OBJECTIVE
Identify every line in the records below that contains the word "name", and reproduce each one.
== RECORDS FOR THIS TASK
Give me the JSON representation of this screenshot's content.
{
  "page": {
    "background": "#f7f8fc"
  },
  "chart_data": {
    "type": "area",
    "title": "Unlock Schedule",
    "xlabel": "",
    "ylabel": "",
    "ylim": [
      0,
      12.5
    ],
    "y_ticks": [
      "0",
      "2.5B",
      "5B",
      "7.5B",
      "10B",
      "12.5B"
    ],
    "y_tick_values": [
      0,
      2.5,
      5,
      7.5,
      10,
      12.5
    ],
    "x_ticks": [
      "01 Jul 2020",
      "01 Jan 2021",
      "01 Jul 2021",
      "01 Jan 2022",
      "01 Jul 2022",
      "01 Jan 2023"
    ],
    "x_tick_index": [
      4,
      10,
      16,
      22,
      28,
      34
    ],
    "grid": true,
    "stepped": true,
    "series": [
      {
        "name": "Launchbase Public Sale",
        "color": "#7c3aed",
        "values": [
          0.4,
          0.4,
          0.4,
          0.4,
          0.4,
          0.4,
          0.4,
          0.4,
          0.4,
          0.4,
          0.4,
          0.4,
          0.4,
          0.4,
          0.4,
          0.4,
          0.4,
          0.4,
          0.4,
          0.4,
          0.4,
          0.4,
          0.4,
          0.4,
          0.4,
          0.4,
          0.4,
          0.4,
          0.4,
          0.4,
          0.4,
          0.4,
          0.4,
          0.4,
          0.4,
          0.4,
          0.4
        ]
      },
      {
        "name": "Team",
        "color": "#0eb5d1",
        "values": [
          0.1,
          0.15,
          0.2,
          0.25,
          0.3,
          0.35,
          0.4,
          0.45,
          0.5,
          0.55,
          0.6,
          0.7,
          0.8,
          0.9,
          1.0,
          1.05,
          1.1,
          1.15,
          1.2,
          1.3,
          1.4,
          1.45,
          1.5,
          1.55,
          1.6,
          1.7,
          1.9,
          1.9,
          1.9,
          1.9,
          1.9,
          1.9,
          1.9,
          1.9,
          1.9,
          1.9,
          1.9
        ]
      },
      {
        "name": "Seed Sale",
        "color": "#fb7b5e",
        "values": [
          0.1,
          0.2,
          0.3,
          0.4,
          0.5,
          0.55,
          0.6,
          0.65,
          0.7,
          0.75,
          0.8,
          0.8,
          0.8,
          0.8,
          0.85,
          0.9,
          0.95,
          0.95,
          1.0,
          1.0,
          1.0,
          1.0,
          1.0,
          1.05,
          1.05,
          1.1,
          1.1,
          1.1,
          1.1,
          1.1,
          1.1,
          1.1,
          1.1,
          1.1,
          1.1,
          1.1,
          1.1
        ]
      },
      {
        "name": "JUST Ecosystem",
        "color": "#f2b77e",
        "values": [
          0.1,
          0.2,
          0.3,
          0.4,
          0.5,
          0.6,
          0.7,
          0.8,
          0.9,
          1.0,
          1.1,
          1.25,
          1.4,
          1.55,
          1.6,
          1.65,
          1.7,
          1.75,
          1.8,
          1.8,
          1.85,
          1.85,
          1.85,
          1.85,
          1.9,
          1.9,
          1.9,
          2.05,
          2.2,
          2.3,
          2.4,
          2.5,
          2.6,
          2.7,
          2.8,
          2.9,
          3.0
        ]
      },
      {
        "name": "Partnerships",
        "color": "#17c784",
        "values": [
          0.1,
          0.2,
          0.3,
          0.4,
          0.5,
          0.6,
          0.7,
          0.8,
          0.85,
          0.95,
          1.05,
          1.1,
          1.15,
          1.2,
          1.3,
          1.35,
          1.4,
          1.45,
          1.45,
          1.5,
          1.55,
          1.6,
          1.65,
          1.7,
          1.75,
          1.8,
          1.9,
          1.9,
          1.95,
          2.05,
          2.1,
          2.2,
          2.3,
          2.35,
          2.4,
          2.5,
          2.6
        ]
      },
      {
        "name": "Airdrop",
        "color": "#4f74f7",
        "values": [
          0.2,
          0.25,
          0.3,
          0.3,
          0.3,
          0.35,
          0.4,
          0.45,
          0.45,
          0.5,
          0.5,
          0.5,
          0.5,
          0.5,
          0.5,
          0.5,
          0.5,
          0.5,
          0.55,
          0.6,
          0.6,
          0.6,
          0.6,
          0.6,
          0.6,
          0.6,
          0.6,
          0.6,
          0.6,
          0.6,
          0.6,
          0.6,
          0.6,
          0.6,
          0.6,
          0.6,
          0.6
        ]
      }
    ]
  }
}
====
ANSWER FOR THE TASK
        "name": "Launchbase Public Sale",
        "name": "Team",
        "name": "Seed Sale",
        "name": "JUST Ecosystem",
        "name": "Partnerships",
        "name": "Airdrop",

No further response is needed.